- **OBJECTIVE**
Every line that holds "Департамента" should be shown.

□ □ □

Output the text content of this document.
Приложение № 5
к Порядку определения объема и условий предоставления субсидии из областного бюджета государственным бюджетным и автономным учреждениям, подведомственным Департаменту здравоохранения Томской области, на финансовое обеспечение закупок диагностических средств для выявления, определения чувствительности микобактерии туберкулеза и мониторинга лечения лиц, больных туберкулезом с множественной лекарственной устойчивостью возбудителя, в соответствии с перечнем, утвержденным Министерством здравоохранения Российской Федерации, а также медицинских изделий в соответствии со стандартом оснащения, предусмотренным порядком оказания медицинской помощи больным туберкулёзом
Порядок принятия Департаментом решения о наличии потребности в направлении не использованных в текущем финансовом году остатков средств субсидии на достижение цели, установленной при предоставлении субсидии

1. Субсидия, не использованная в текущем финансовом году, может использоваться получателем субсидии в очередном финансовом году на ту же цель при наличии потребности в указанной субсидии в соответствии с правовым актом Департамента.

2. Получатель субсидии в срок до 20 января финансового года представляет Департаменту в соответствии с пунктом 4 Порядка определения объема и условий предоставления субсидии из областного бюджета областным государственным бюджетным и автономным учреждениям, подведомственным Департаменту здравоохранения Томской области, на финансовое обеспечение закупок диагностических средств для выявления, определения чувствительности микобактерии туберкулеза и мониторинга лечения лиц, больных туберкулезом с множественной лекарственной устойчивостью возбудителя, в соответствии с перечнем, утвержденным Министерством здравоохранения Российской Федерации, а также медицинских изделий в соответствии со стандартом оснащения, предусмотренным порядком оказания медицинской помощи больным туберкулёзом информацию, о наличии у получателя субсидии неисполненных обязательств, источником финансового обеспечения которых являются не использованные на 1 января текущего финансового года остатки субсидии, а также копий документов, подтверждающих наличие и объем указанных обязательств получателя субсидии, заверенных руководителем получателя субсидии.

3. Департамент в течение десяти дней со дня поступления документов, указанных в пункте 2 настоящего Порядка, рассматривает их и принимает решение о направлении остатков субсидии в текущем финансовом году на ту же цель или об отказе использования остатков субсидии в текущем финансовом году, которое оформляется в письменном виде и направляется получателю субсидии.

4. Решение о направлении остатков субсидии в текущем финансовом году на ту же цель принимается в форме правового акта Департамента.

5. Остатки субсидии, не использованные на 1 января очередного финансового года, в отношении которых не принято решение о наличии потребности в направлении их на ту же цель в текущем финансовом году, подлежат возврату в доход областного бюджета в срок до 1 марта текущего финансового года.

□ □ □

- **OUTPUT OF THE EXERCISE**
1. Субсидия, не использованная в текущем финансовом году, может использоваться получателем субсидии в очередном финансовом году на ту же цель при наличии потребности в указанной субсидии в соответствии с правовым актом Департамента.
4. Решение о направлении остатков субсидии в текущем финансовом году на ту же цель принимается в форме правового акта Департамента.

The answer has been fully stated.